(Dataset entries)
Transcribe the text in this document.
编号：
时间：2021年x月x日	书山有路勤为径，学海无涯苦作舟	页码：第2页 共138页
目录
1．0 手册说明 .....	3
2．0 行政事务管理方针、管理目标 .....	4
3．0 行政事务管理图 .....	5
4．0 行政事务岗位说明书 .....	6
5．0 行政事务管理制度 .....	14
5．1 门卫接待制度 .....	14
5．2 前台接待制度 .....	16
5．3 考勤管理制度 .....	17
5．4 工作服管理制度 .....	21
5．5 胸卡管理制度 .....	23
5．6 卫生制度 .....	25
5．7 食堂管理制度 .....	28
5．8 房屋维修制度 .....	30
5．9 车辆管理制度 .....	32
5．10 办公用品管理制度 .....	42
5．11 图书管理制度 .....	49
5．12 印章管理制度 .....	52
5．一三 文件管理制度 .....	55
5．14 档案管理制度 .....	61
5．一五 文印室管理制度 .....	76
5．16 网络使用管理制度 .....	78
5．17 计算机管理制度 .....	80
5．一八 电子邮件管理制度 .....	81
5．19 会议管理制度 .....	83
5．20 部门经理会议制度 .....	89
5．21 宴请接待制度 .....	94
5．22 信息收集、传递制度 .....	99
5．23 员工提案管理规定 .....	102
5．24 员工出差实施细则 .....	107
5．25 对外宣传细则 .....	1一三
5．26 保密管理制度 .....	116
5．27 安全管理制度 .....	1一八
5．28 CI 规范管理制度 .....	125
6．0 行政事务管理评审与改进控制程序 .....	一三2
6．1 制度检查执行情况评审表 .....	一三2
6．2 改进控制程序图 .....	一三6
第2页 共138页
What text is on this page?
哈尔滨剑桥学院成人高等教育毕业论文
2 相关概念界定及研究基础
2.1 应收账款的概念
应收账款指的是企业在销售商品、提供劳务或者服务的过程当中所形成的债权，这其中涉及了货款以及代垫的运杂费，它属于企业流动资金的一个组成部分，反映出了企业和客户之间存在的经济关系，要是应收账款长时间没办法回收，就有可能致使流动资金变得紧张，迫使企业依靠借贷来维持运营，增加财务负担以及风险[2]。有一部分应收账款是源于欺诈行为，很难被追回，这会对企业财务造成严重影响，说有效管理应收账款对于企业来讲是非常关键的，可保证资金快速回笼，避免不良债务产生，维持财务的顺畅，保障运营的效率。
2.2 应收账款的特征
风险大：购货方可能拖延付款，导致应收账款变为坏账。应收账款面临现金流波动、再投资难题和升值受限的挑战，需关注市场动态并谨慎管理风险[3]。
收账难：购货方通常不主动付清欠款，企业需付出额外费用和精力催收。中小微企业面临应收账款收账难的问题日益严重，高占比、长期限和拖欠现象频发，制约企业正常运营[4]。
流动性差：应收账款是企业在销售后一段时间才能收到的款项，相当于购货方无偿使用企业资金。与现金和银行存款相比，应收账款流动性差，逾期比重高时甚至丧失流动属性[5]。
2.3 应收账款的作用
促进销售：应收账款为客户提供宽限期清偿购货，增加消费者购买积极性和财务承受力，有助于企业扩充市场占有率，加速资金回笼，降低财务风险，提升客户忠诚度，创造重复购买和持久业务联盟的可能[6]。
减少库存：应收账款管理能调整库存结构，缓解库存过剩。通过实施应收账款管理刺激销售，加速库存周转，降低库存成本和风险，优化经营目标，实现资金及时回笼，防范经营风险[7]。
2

Exercise:
Transcribe the data above in full, exactly.

Written response:
Transcribe the text in this document.
编号：
时间：2021年x月x日	书山有路勤为径，学海无涯苦作舟	页码：第2页 共138页
目录
1．0 手册说明 .....	3
2．0 行政事务管理方针、管理目标 .....	4
3．0 行政事务管理图 .....	5
4．0 行政事务岗位说明书 .....	6
5．0 行政事务管理制度 .....	14
5．1 门卫接待制度 .....	14
5．2 前台接待制度 .....	16
5．3 考勤管理制度 .....	17
5．4 工作服管理制度 .....	21
5．5 胸卡管理制度 .....	23
5．6 卫生制度 .....	25
5．7 食堂管理制度 .....	28
5．8 房屋维修制度 .....	30
5．9 车辆管理制度 .....	32
5．10 办公用品管理制度 .....	42
5．11 图书管理制度 .....	49
5．12 印章管理制度 .....	52
5．一三 文件管理制度 .....	55
5．14 档案管理制度 .....	61
5．一五 文印室管理制度 .....	76
5．16 网络使用管理制度 .....	78
5．17 计算机管理制度 .....	80
5．一八 电子邮件管理制度 .....	81
5．19 会议管理制度 .....	83
5．20 部门经理会议制度 .....	89
5．21 宴请接待制度 .....	94
5．22 信息收集、传递制度 .....	99
5．23 员工提案管理规定 .....	102
5．24 员工出差实施细则 .....	107
5．25 对外宣传细则 .....	1一三
5．26 保密管理制度 .....	116
5．27 安全管理制度 .....	1一八
5．28 CI 规范管理制度 .....	125
6．0 行政事务管理评审与改进控制程序 .....	一三2
6．1 制度检查执行情况评审表 .....	一三2
6．2 改进控制程序图 .....	一三6
第2页 共138页
What text is on this page?
哈尔滨剑桥学院成人高等教育毕业论文
2 相关概念界定及研究基础
2.1 应收账款的概念
应收账款指的是企业在销售商品、提供劳务或者服务的过程当中所形成的债权，这其中涉及了货款以及代垫的运杂费，它属于企业流动资金的一个组成部分，反映出了企业和客户之间存在的经济关系，要是应收账款长时间没办法回收，就有可能致使流动资金变得紧张，迫使企业依靠借贷来维持运营，增加财务负担以及风险[2]。有一部分应收账款是源于欺诈行为，很难被追回，这会对企业财务造成严重影响，说有效管理应收账款对于企业来讲是非常关键的，可保证资金快速回笼，避免不良债务产生，维持财务的顺畅，保障运营的效率。
2.2 应收账款的特征
风险大：购货方可能拖延付款，导致应收账款变为坏账。应收账款面临现金流波动、再投资难题和升值受限的挑战，需关注市场动态并谨慎管理风险[3]。
收账难：购货方通常不主动付清欠款，企业需付出额外费用和精力催收。中小微企业面临应收账款收账难的问题日益严重，高占比、长期限和拖欠现象频发，制约企业正常运营[4]。
流动性差：应收账款是企业在销售后一段时间才能收到的款项，相当于购货方无偿使用企业资金。与现金和银行存款相比，应收账款流动性差，逾期比重高时甚至丧失流动属性[5]。
2.3 应收账款的作用
促进销售：应收账款为客户提供宽限期清偿购货，增加消费者购买积极性和财务承受力，有助于企业扩充市场占有率，加速资金回笼，降低财务风险，提升客户忠诚度，创造重复购买和持久业务联盟的可能[6]。
减少库存：应收账款管理能调整库存结构，缓解库存过剩。通过实施应收账款管理刺激销售，加速库存周转，降低库存成本和风险，优化经营目标，实现资金及时回笼，防范经营风险[7]。
2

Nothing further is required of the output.